- _Source records_:
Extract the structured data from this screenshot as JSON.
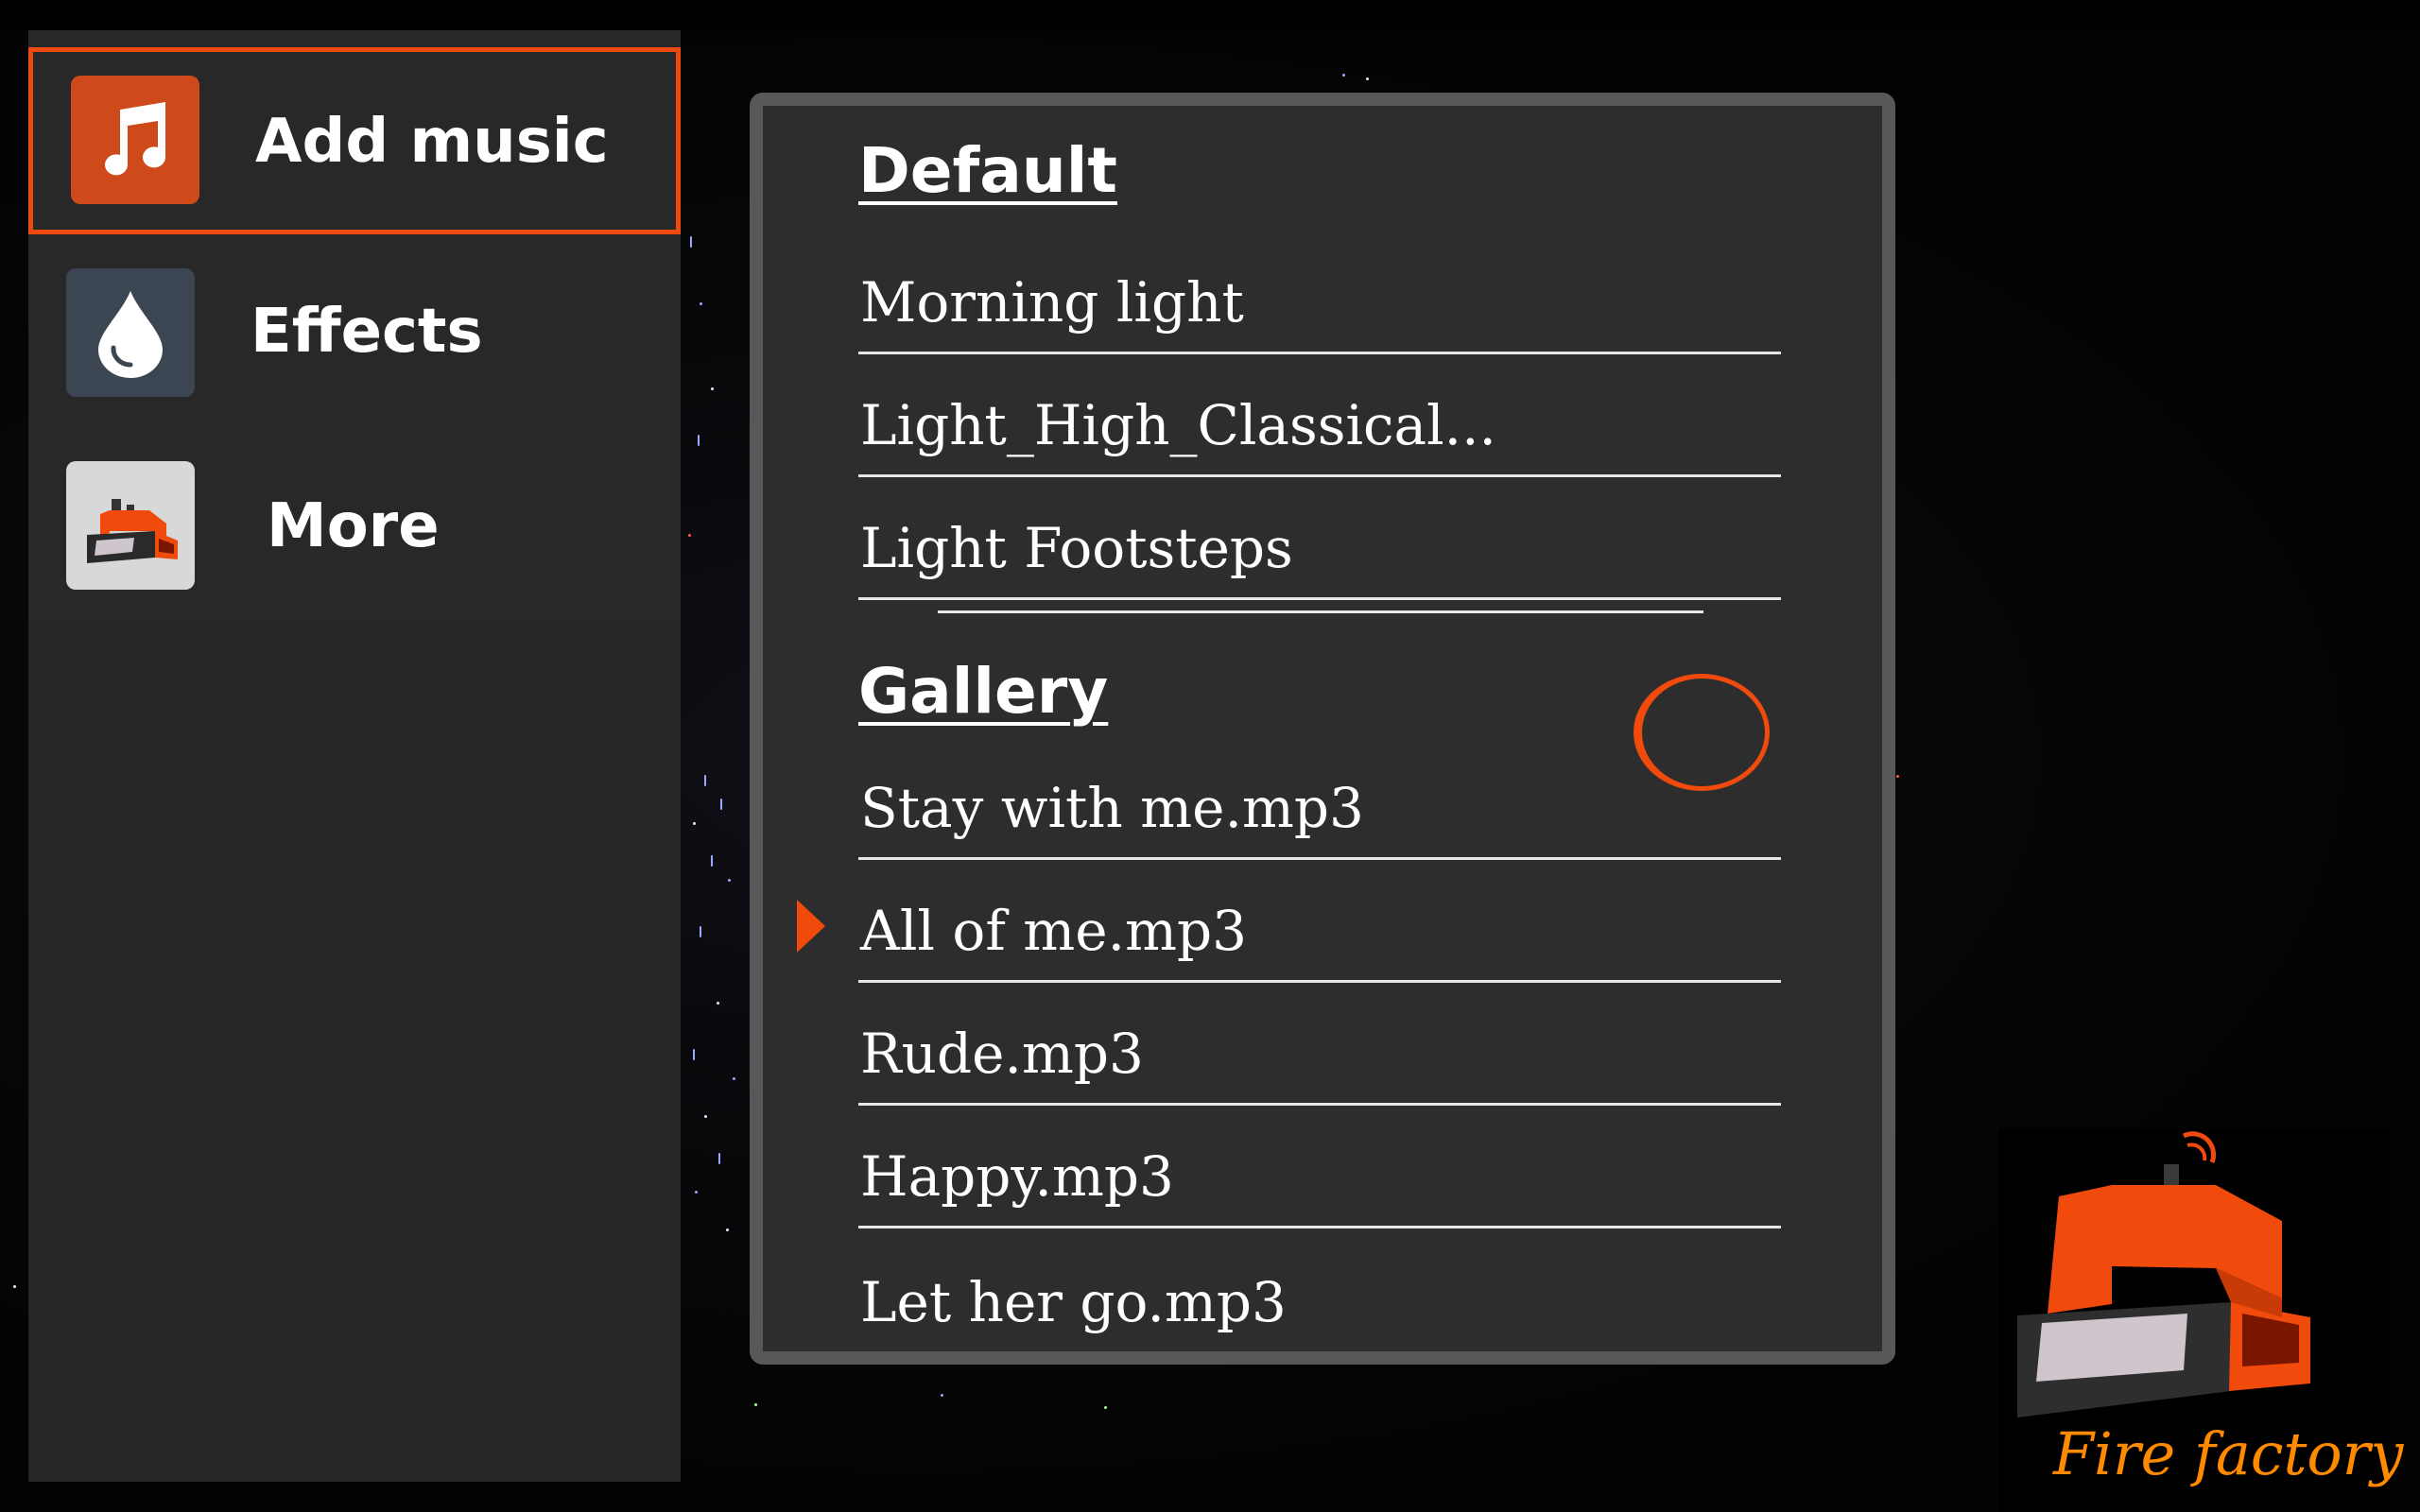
{
  "sidebar": {
    "items": [
      {
        "label": "Add music",
        "icon": "music-note-icon",
        "selected": true,
        "icon_bg": "#cf4a1a"
      },
      {
        "label": "Effects",
        "icon": "water-drop-icon",
        "selected": false,
        "icon_bg": "#3c4552"
      },
      {
        "label": "More",
        "icon": "factory-icon",
        "selected": false,
        "icon_bg": "#d8d8d8"
      }
    ]
  },
  "playlist": {
    "default_section": {
      "title": "Default",
      "tracks": [
        "Morning light",
        "Light_High_Classical...",
        "Light Footsteps"
      ]
    },
    "gallery_section": {
      "title": "Gallery",
      "tracks": [
        "Stay with me.mp3",
        "All of me.mp3",
        "Rude.mp3",
        "Happy.mp3",
        "Let her go.mp3"
      ],
      "playing_track": "All of me.mp3"
    }
  },
  "brand": {
    "name": "Fire factory",
    "icon": "fire-factory-logo-icon"
  },
  "colors": {
    "accent": "#f04a0c",
    "panel": "#282828",
    "dialog": "#2d2d2d",
    "dialog_border": "#585858",
    "brand_text": "#ff8a00"
  }
}
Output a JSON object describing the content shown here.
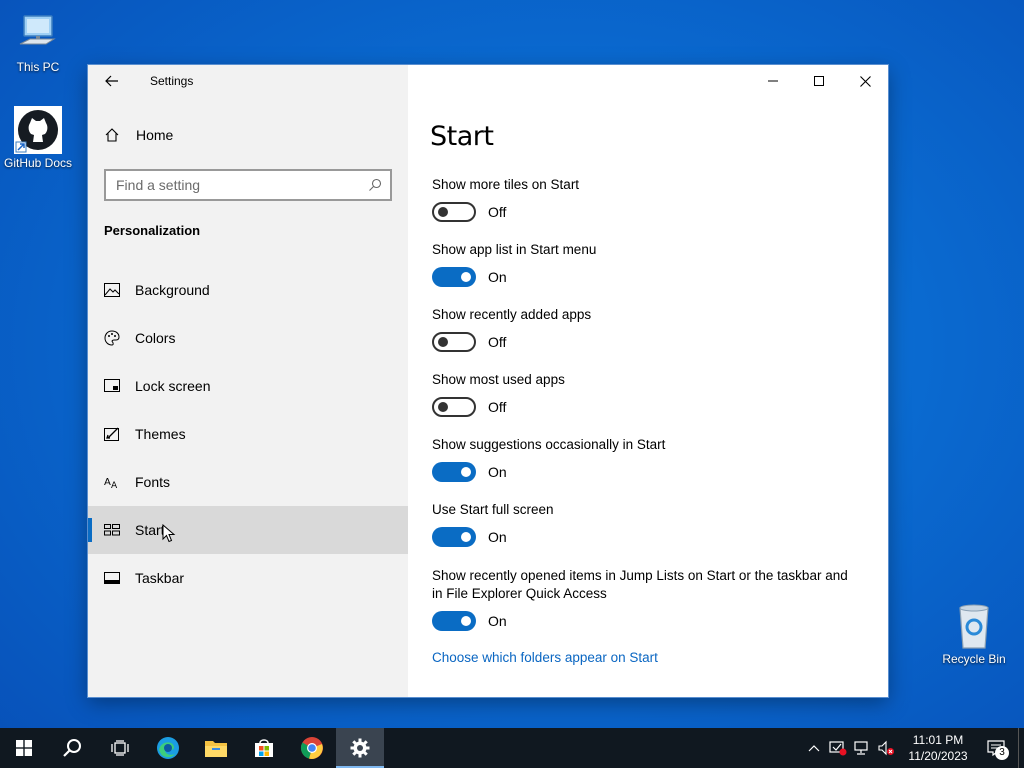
{
  "desktop": {
    "icons": [
      {
        "label": "This PC"
      },
      {
        "label": "GitHub Docs"
      },
      {
        "label": "Recycle Bin"
      }
    ]
  },
  "window": {
    "title": "Settings",
    "controls": {
      "minimize": "minimize-icon",
      "maximize": "maximize-icon",
      "close": "close-icon"
    }
  },
  "sidebar": {
    "home_label": "Home",
    "search_placeholder": "Find a setting",
    "section_title": "Personalization",
    "items": [
      {
        "label": "Background",
        "icon": "image-icon"
      },
      {
        "label": "Colors",
        "icon": "palette-icon"
      },
      {
        "label": "Lock screen",
        "icon": "lock-screen-icon"
      },
      {
        "label": "Themes",
        "icon": "themes-icon"
      },
      {
        "label": "Fonts",
        "icon": "fonts-icon"
      },
      {
        "label": "Start",
        "icon": "start-layout-icon",
        "selected": true
      },
      {
        "label": "Taskbar",
        "icon": "taskbar-icon"
      }
    ]
  },
  "main": {
    "heading": "Start",
    "settings": [
      {
        "label": "Show more tiles on Start",
        "state": "Off"
      },
      {
        "label": "Show app list in Start menu",
        "state": "On"
      },
      {
        "label": "Show recently added apps",
        "state": "Off"
      },
      {
        "label": "Show most used apps",
        "state": "Off"
      },
      {
        "label": "Show suggestions occasionally in Start",
        "state": "On"
      },
      {
        "label": "Use Start full screen",
        "state": "On"
      },
      {
        "label": "Show recently opened items in Jump Lists on Start or the taskbar and in File Explorer Quick Access",
        "state": "On"
      }
    ],
    "link": "Choose which folders appear on Start"
  },
  "taskbar": {
    "apps": [
      "start-icon",
      "search-icon",
      "task-view-icon",
      "edge-icon",
      "file-explorer-icon",
      "store-icon",
      "chrome-icon",
      "settings-icon"
    ],
    "active_app": "settings-icon",
    "tray": {
      "time": "11:01 PM",
      "date": "11/20/2023",
      "notification_count": "3"
    }
  },
  "colors": {
    "accent": "#0a6cc4",
    "link": "#0a66c2",
    "sidebar_bg": "#f2f2f2",
    "selected_bg": "#d9d9d9",
    "taskbar_bg": "#101820"
  }
}
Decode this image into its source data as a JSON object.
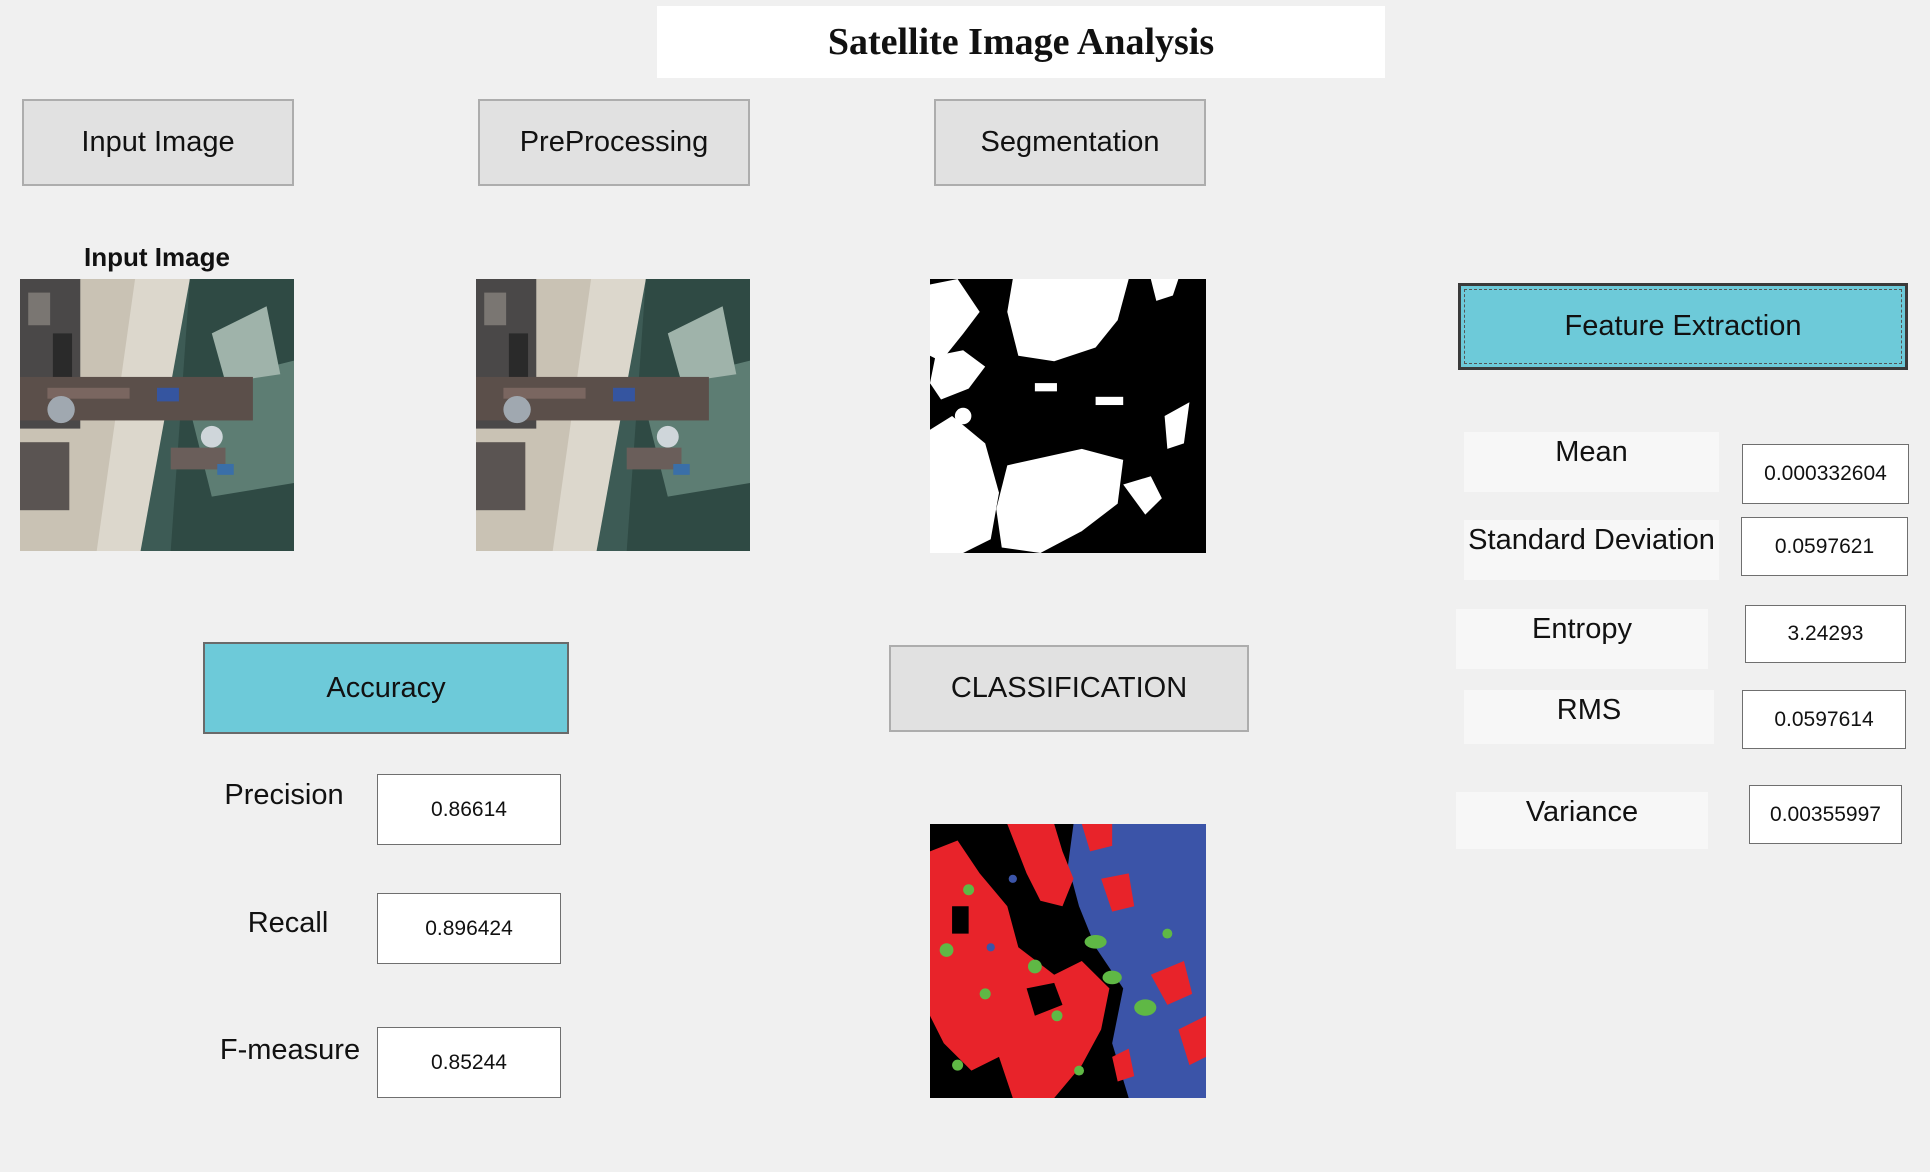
{
  "header": {
    "title": "Satellite Image Analysis"
  },
  "buttons": {
    "input_image": "Input Image",
    "preprocessing": "PreProcessing",
    "segmentation": "Segmentation",
    "feature_extraction": "Feature Extraction",
    "accuracy": "Accuracy",
    "classification": "CLASSIFICATION"
  },
  "panels": {
    "input_caption": "Input Image"
  },
  "features": {
    "mean": {
      "label": "Mean",
      "value": "0.000332604"
    },
    "std": {
      "label": "Standard Deviation",
      "value": "0.0597621"
    },
    "entropy": {
      "label": "Entropy",
      "value": "3.24293"
    },
    "rms": {
      "label": "RMS",
      "value": "0.0597614"
    },
    "variance": {
      "label": "Variance",
      "value": "0.00355997"
    }
  },
  "accuracy": {
    "precision": {
      "label": "Precision",
      "value": "0.86614"
    },
    "recall": {
      "label": "Recall",
      "value": "0.896424"
    },
    "fmeasure": {
      "label": "F-measure",
      "value": "0.85244"
    }
  },
  "colors": {
    "accent_button": "#6dcad9",
    "button_face": "#e1e1e1",
    "window_bg": "#f0f0f0",
    "class_red": "#e8232a",
    "class_blue": "#3b54a8",
    "class_green": "#5fb845"
  }
}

- _Objective_: Set down the complete material exactly, but do not include the images.

- _Answer to this task_:
Extract the structured data from this screenshot as JSON.
{
  "sidebar": {
    "items": [
      {
        "label": "Add music",
        "icon": "music-note-icon",
        "selected": true,
        "icon_bg": "#cf4a1a"
      },
      {
        "label": "Effects",
        "icon": "water-drop-icon",
        "selected": false,
        "icon_bg": "#3c4552"
      },
      {
        "label": "More",
        "icon": "factory-icon",
        "selected": false,
        "icon_bg": "#d8d8d8"
      }
    ]
  },
  "playlist": {
    "default_section": {
      "title": "Default",
      "tracks": [
        "Morning light",
        "Light_High_Classical...",
        "Light Footsteps"
      ]
    },
    "gallery_section": {
      "title": "Gallery",
      "tracks": [
        "Stay with me.mp3",
        "All of me.mp3",
        "Rude.mp3",
        "Happy.mp3",
        "Let her go.mp3"
      ],
      "playing_track": "All of me.mp3"
    }
  },
  "brand": {
    "name": "Fire factory",
    "icon": "fire-factory-logo-icon"
  },
  "colors": {
    "accent": "#f04a0c",
    "panel": "#282828",
    "dialog": "#2d2d2d",
    "dialog_border": "#585858",
    "brand_text": "#ff8a00"
  }
}
Output a JSON object describing the content shown here.
{
  "desktop": {
    "icons": [
      {
        "label": "This PC"
      },
      {
        "label": "GitHub Docs"
      },
      {
        "label": "Recycle Bin"
      }
    ]
  },
  "window": {
    "title": "Settings",
    "controls": {
      "minimize": "minimize-icon",
      "maximize": "maximize-icon",
      "close": "close-icon"
    }
  },
  "sidebar": {
    "home_label": "Home",
    "search_placeholder": "Find a setting",
    "section_title": "Personalization",
    "items": [
      {
        "label": "Background",
        "icon": "image-icon"
      },
      {
        "label": "Colors",
        "icon": "palette-icon"
      },
      {
        "label": "Lock screen",
        "icon": "lock-screen-icon"
      },
      {
        "label": "Themes",
        "icon": "themes-icon"
      },
      {
        "label": "Fonts",
        "icon": "fonts-icon"
      },
      {
        "label": "Start",
        "icon": "start-layout-icon",
        "selected": true
      },
      {
        "label": "Taskbar",
        "icon": "taskbar-icon"
      }
    ]
  },
  "main": {
    "heading": "Start",
    "settings": [
      {
        "label": "Show more tiles on Start",
        "state": "Off"
      },
      {
        "label": "Show app list in Start menu",
        "state": "On"
      },
      {
        "label": "Show recently added apps",
        "state": "Off"
      },
      {
        "label": "Show most used apps",
        "state": "Off"
      },
      {
        "label": "Show suggestions occasionally in Start",
        "state": "On"
      },
      {
        "label": "Use Start full screen",
        "state": "On"
      },
      {
        "label": "Show recently opened items in Jump Lists on Start or the taskbar and in File Explorer Quick Access",
        "state": "On"
      }
    ],
    "link": "Choose which folders appear on Start"
  },
  "taskbar": {
    "apps": [
      "start-icon",
      "search-icon",
      "task-view-icon",
      "edge-icon",
      "file-explorer-icon",
      "store-icon",
      "chrome-icon",
      "settings-icon"
    ],
    "active_app": "settings-icon",
    "tray": {
      "time": "11:01 PM",
      "date": "11/20/2023",
      "notification_count": "3"
    }
  },
  "colors": {
    "accent": "#0a6cc4",
    "link": "#0a66c2",
    "sidebar_bg": "#f2f2f2",
    "selected_bg": "#d9d9d9",
    "taskbar_bg": "#101820"
  }
}
Decode this image into its source data as a JSON object.
{
  "header": {
    "title": "Satellite Image Analysis"
  },
  "buttons": {
    "input_image": "Input Image",
    "preprocessing": "PreProcessing",
    "segmentation": "Segmentation",
    "feature_extraction": "Feature Extraction",
    "accuracy": "Accuracy",
    "classification": "CLASSIFICATION"
  },
  "panels": {
    "input_caption": "Input Image"
  },
  "features": {
    "mean": {
      "label": "Mean",
      "value": "0.000332604"
    },
    "std": {
      "label": "Standard Deviation",
      "value": "0.0597621"
    },
    "entropy": {
      "label": "Entropy",
      "value": "3.24293"
    },
    "rms": {
      "label": "RMS",
      "value": "0.0597614"
    },
    "variance": {
      "label": "Variance",
      "value": "0.00355997"
    }
  },
  "accuracy": {
    "precision": {
      "label": "Precision",
      "value": "0.86614"
    },
    "recall": {
      "label": "Recall",
      "value": "0.896424"
    },
    "fmeasure": {
      "label": "F-measure",
      "value": "0.85244"
    }
  },
  "colors": {
    "accent_button": "#6dcad9",
    "button_face": "#e1e1e1",
    "window_bg": "#f0f0f0",
    "class_red": "#e8232a",
    "class_blue": "#3b54a8",
    "class_green": "#5fb845"
  }
}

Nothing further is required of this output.